- GIVEN INSTRUCTION -
The records are to be restated in their entirety, word for word.

──────

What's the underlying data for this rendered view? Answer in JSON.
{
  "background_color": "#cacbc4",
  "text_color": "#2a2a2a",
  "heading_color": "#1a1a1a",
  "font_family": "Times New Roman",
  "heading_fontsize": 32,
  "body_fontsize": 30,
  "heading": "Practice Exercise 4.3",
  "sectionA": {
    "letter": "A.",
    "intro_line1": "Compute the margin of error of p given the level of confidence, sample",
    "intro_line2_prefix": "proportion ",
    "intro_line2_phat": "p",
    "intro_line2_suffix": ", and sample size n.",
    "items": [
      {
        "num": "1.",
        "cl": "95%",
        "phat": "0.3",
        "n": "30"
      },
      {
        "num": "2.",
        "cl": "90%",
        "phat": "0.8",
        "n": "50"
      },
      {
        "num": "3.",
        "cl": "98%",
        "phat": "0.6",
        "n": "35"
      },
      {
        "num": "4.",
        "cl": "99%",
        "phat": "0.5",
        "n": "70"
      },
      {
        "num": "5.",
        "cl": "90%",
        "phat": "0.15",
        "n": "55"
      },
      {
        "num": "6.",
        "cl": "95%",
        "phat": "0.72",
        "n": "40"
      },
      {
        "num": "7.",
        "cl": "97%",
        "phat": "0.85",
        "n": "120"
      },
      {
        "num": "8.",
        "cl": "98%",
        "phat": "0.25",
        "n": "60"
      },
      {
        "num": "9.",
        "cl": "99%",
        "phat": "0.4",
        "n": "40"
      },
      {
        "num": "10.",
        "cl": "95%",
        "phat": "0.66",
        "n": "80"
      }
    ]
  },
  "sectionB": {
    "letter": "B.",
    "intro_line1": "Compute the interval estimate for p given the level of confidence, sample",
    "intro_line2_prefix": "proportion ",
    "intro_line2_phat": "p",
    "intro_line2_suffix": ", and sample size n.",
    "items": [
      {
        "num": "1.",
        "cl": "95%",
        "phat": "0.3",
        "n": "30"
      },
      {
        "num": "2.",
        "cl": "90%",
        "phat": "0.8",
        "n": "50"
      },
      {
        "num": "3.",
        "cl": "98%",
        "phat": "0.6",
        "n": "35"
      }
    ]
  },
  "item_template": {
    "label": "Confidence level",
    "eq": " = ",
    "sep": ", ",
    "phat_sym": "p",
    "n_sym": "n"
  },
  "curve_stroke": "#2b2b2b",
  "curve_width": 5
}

──────

- EXERCISE ANSWER -
What's the underlying data for this rendered view? Answer in JSON.
{
  "background_color": "#cacbc4",
  "text_color": "#2a2a2a",
  "heading_color": "#1a1a1a",
  "font_family": "Times New Roman",
  "heading_fontsize": 32,
  "body_fontsize": 30,
  "heading": "Practice Exercise 4.3",
  "sectionA": {
    "letter": "A.",
    "intro_line1": "Compute the margin of error of p given the level of confidence, sample",
    "intro_line2_prefix": "proportion ",
    "intro_line2_phat": "p",
    "intro_line2_suffix": ", and sample size n.",
    "items": [
      {
        "num": "1.",
        "cl": "95%",
        "phat": "0.3",
        "n": "30"
      },
      {
        "num": "2.",
        "cl": "90%",
        "phat": "0.8",
        "n": "50"
      },
      {
        "num": "3.",
        "cl": "98%",
        "phat": "0.6",
        "n": "35"
      },
      {
        "num": "4.",
        "cl": "99%",
        "phat": "0.5",
        "n": "70"
      },
      {
        "num": "5.",
        "cl": "90%",
        "phat": "0.15",
        "n": "55"
      },
      {
        "num": "6.",
        "cl": "95%",
        "phat": "0.72",
        "n": "40"
      },
      {
        "num": "7.",
        "cl": "97%",
        "phat": "0.85",
        "n": "120"
      },
      {
        "num": "8.",
        "cl": "98%",
        "phat": "0.25",
        "n": "60"
      },
      {
        "num": "9.",
        "cl": "99%",
        "phat": "0.4",
        "n": "40"
      },
      {
        "num": "10.",
        "cl": "95%",
        "phat": "0.66",
        "n": "80"
      }
    ]
  },
  "sectionB": {
    "letter": "B.",
    "intro_line1": "Compute the interval estimate for p given the level of confidence, sample",
    "intro_line2_prefix": "proportion ",
    "intro_line2_phat": "p",
    "intro_line2_suffix": ", and sample size n.",
    "items": [
      {
        "num": "1.",
        "cl": "95%",
        "phat": "0.3",
        "n": "30"
      },
      {
        "num": "2.",
        "cl": "90%",
        "phat": "0.8",
        "n": "50"
      },
      {
        "num": "3.",
        "cl": "98%",
        "phat": "0.6",
        "n": "35"
      }
    ]
  },
  "item_template": {
    "label": "Confidence level",
    "eq": " = ",
    "sep": ", ",
    "phat_sym": "p",
    "n_sym": "n"
  },
  "curve_stroke": "#2b2b2b",
  "curve_width": 5
}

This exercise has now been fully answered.